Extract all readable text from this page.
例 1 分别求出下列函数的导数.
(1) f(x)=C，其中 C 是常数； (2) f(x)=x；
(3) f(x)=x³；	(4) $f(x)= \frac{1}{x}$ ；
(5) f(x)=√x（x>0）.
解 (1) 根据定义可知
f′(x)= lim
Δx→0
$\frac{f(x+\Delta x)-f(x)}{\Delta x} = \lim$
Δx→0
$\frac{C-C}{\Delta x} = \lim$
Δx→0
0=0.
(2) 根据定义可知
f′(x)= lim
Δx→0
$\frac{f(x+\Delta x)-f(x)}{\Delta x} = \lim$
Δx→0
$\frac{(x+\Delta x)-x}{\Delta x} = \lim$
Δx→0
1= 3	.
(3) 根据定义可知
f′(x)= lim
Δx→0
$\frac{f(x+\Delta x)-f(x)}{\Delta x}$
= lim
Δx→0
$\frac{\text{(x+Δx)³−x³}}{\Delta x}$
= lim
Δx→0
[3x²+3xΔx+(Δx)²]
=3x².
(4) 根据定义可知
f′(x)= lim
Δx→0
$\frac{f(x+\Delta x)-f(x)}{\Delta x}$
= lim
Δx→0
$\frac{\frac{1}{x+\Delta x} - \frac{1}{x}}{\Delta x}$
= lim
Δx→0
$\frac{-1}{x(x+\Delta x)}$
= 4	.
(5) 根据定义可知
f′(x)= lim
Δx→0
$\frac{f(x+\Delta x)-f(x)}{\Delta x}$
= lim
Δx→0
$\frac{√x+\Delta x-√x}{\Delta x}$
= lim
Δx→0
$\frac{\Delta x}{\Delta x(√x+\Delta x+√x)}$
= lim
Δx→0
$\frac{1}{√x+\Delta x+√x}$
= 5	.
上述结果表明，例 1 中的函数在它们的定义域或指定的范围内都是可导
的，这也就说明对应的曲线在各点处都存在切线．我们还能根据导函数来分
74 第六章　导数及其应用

▶ Aim of the task
Copy out each record exactly as given, omitting none.

▶ Complete response
Extract all readable text from this page.
例 1 分别求出下列函数的导数.
(1) f(x)=C，其中 C 是常数； (2) f(x)=x；
(3) f(x)=x³；	(4) $f(x)= \frac{1}{x}$ ；
(5) f(x)=√x（x>0）.
解 (1) 根据定义可知
f′(x)= lim
Δx→0
$\frac{f(x+\Delta x)-f(x)}{\Delta x} = \lim$
Δx→0
$\frac{C-C}{\Delta x} = \lim$
Δx→0
0=0.
(2) 根据定义可知
f′(x)= lim
Δx→0
$\frac{f(x+\Delta x)-f(x)}{\Delta x} = \lim$
Δx→0
$\frac{(x+\Delta x)-x}{\Delta x} = \lim$
Δx→0
1= 3	.
(3) 根据定义可知
f′(x)= lim
Δx→0
$\frac{f(x+\Delta x)-f(x)}{\Delta x}$
= lim
Δx→0
$\frac{\text{(x+Δx)³−x³}}{\Delta x}$
= lim
Δx→0
[3x²+3xΔx+(Δx)²]
=3x².
(4) 根据定义可知
f′(x)= lim
Δx→0
$\frac{f(x+\Delta x)-f(x)}{\Delta x}$
= lim
Δx→0
$\frac{\frac{1}{x+\Delta x} - \frac{1}{x}}{\Delta x}$
= lim
Δx→0
$\frac{-1}{x(x+\Delta x)}$
= 4	.
(5) 根据定义可知
f′(x)= lim
Δx→0
$\frac{f(x+\Delta x)-f(x)}{\Delta x}$
= lim
Δx→0
$\frac{√x+\Delta x-√x}{\Delta x}$
= lim
Δx→0
$\frac{\Delta x}{\Delta x(√x+\Delta x+√x)}$
= lim
Δx→0
$\frac{1}{√x+\Delta x+√x}$
= 5	.
上述结果表明，例 1 中的函数在它们的定义域或指定的范围内都是可导
的，这也就说明对应的曲线在各点处都存在切线．我们还能根据导函数来分
74 第六章　导数及其应用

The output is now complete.